* TO BE DONE
Copy out each line in the material below that has the word "sobre".

* SUPPLIED DATA
·····
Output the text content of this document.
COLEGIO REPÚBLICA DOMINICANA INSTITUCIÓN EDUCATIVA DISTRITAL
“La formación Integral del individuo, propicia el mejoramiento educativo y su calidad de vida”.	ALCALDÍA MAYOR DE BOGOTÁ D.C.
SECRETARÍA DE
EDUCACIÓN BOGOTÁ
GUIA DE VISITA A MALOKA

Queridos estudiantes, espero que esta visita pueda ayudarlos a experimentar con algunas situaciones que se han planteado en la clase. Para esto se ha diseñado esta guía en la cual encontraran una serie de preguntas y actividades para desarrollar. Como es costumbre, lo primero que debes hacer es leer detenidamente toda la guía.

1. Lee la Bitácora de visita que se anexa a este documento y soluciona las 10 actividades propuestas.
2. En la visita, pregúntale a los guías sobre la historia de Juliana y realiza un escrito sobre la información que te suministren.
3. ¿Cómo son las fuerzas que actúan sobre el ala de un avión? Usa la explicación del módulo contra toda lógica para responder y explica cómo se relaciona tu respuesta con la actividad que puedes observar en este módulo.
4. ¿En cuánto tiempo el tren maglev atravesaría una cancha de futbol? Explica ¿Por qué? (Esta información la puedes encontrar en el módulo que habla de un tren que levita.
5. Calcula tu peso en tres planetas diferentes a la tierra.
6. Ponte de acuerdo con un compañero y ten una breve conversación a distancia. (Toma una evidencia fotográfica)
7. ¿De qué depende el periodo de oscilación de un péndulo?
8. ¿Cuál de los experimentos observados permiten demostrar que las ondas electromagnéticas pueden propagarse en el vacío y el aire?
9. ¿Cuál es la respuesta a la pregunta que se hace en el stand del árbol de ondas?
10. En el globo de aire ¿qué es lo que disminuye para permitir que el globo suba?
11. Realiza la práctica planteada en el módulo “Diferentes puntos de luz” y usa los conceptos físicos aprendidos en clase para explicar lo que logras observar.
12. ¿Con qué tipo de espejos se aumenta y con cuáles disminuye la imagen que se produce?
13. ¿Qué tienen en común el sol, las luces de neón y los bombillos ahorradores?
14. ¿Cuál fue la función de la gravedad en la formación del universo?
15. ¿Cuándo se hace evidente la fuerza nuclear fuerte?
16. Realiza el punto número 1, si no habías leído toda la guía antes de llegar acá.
·····
* TASK OUTPUT
2. En la visita, pregúntale a los guías sobre la historia de Juliana y realiza un escrito sobre la información que te suministren.
3. ¿Cómo son las fuerzas que actúan sobre el ala de un avión? Usa la explicación del módulo contra toda lógica para responder y explica cómo se relaciona tu respuesta con la actividad que puedes observar en este módulo.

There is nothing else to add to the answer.